### WORK INSTRUCTIONS:
Can you restate the stretch from "If none of these" through "class are const-getters." in the passage on YMP's class hierarchy, swapping "bignum" for "big integer" wherever it occurs?
** PASSAGE follows **
One of the greatest barriers to exposing a public interface for y-cruncher's internals is that these internal objects are on the "wrong end" of the trade-off. Anyone who uses y-cruncher enough will notice that it allocates all the memory it needs at the start of a computation and frees all of it at the end. The result is a flat memory usage curve. How is this possible? Bare metal programming. Yes, it's difficult to do. But if pulled off correctly, it can be very efficient.



Class Hierarchy:


To satisfy both uses cases, YMP provides interfaces for both.


For each of the object types in YMP, there are 3 classes:

If none of these are suitable, you can build your own on top of the low-level functions.



The base classes:


The base class holds all the metadata about the bignum as well as one or more pointers to a buffer. The base class maintains a concept of an "allocated" size and an "actual" size much like std::vector. The internal buffer is the allocated size which the object is allowed to use. The actual array of 32-bit or 64-bit words that makes up the bignum is stored entirely inside the buffer and does not necessarily start from the beginning of the buffer.


The base class is abstract. Ownership of the buffer is left to the sub-classes. The only public methods in the base class are const-getters.
** End of PASSAGE **
** EXTRACTED RECORDS follows **
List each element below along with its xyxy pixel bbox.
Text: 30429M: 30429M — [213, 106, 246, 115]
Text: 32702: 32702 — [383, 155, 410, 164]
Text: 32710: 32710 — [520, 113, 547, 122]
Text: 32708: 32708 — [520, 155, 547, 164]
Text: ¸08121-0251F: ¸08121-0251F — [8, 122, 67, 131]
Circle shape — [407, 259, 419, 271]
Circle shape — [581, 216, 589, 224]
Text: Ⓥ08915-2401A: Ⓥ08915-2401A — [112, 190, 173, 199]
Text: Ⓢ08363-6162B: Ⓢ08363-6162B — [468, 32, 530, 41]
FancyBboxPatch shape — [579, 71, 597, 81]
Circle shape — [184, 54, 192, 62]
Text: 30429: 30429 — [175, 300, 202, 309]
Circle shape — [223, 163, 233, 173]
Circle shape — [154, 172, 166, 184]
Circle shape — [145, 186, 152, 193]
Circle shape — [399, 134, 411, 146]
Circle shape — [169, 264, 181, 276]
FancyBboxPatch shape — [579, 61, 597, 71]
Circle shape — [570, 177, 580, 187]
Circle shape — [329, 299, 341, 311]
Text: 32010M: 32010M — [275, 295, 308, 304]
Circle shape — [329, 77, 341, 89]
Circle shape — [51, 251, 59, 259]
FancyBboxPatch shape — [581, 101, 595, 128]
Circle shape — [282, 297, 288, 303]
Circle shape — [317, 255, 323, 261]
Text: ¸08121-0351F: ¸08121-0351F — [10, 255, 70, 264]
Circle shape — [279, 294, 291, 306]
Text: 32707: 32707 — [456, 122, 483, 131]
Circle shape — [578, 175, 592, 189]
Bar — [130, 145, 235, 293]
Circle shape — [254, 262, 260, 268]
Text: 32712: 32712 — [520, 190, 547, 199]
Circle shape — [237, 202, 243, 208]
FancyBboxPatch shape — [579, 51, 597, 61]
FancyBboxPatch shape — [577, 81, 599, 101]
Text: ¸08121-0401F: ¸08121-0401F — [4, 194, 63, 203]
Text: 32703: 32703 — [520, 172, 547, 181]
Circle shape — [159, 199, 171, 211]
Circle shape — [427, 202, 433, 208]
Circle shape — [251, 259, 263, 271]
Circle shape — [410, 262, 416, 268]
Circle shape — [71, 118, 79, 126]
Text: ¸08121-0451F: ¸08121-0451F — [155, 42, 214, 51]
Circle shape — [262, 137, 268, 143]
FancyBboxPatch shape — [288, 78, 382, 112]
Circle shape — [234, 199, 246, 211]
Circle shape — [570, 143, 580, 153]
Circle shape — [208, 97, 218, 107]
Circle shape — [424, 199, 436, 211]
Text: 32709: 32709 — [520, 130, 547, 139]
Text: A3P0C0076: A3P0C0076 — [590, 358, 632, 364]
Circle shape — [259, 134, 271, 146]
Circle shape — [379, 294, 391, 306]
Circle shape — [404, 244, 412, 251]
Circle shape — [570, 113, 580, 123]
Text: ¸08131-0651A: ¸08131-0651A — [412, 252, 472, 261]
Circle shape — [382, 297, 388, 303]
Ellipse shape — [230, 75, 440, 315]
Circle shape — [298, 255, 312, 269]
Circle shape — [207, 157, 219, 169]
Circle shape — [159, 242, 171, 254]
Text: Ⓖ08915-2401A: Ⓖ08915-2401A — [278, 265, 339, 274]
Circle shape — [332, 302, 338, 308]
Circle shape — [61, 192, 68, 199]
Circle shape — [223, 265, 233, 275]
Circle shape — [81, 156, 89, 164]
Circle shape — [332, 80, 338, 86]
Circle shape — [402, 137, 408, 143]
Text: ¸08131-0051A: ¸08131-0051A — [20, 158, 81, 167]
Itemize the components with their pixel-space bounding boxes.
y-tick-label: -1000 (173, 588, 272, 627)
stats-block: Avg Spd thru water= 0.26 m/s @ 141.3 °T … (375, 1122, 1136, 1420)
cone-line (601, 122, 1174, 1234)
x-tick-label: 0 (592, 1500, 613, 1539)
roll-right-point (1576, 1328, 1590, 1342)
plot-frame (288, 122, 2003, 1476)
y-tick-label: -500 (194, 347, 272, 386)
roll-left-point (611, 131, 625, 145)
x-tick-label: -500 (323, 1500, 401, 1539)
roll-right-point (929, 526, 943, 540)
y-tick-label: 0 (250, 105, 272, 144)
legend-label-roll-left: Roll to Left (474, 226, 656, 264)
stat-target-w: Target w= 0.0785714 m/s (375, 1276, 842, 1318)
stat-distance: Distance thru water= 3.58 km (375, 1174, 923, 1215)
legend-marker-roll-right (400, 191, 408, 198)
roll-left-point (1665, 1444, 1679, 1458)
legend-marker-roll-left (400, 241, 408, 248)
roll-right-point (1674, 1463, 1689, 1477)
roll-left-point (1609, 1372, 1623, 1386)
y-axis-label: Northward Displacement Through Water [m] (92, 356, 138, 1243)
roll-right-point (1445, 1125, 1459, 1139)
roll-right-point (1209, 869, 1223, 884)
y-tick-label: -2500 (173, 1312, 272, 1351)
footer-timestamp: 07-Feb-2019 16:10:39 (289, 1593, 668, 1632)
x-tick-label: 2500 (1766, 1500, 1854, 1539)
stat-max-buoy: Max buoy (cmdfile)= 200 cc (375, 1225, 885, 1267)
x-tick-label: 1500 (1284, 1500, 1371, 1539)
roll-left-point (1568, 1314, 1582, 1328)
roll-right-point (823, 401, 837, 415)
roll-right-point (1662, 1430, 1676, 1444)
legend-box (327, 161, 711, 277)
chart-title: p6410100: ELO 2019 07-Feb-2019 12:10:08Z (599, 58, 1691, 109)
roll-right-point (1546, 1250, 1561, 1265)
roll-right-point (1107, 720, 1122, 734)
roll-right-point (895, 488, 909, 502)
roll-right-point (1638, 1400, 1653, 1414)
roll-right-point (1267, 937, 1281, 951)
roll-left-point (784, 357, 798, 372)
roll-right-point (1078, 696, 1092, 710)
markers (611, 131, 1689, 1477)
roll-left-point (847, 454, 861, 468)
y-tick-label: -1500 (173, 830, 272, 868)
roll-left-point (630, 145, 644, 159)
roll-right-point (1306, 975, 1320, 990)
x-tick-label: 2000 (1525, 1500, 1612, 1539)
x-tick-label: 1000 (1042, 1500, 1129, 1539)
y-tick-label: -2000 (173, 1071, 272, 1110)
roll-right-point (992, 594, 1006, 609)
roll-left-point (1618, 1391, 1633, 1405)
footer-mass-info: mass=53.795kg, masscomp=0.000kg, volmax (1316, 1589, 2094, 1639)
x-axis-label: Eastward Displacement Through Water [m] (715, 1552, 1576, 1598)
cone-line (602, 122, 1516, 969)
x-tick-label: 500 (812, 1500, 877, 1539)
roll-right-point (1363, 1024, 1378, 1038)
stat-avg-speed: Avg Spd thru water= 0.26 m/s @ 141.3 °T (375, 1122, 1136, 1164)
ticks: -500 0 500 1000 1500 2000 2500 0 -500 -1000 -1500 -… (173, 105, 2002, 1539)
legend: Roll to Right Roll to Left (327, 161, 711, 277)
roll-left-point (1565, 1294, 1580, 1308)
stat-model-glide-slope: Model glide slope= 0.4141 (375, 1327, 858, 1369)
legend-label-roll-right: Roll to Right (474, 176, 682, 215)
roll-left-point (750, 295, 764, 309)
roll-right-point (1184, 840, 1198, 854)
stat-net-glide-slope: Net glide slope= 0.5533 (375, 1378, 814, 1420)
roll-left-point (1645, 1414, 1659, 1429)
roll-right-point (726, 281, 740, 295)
** End of EXTRACTED RECORDS **
### RESPONSE AREA:
If none of these are suitable, you can build your own on top of the low-level functions.



The base classes:


The base class holds all the metadata about the big integer as well as one or more pointers to a buffer. The base class maintains a concept of an "allocated" size and an "actual" size much like std::vector. The internal buffer is the allocated size which the object is allowed to use. The actual array of 32-bit or 64-bit words that makes up the big integer is stored entirely inside the buffer and does not necessarily start from the beginning of the buffer.


The base class is abstract. Ownership of the buffer is left to the sub-classes. The only public methods in the base class are const-getters.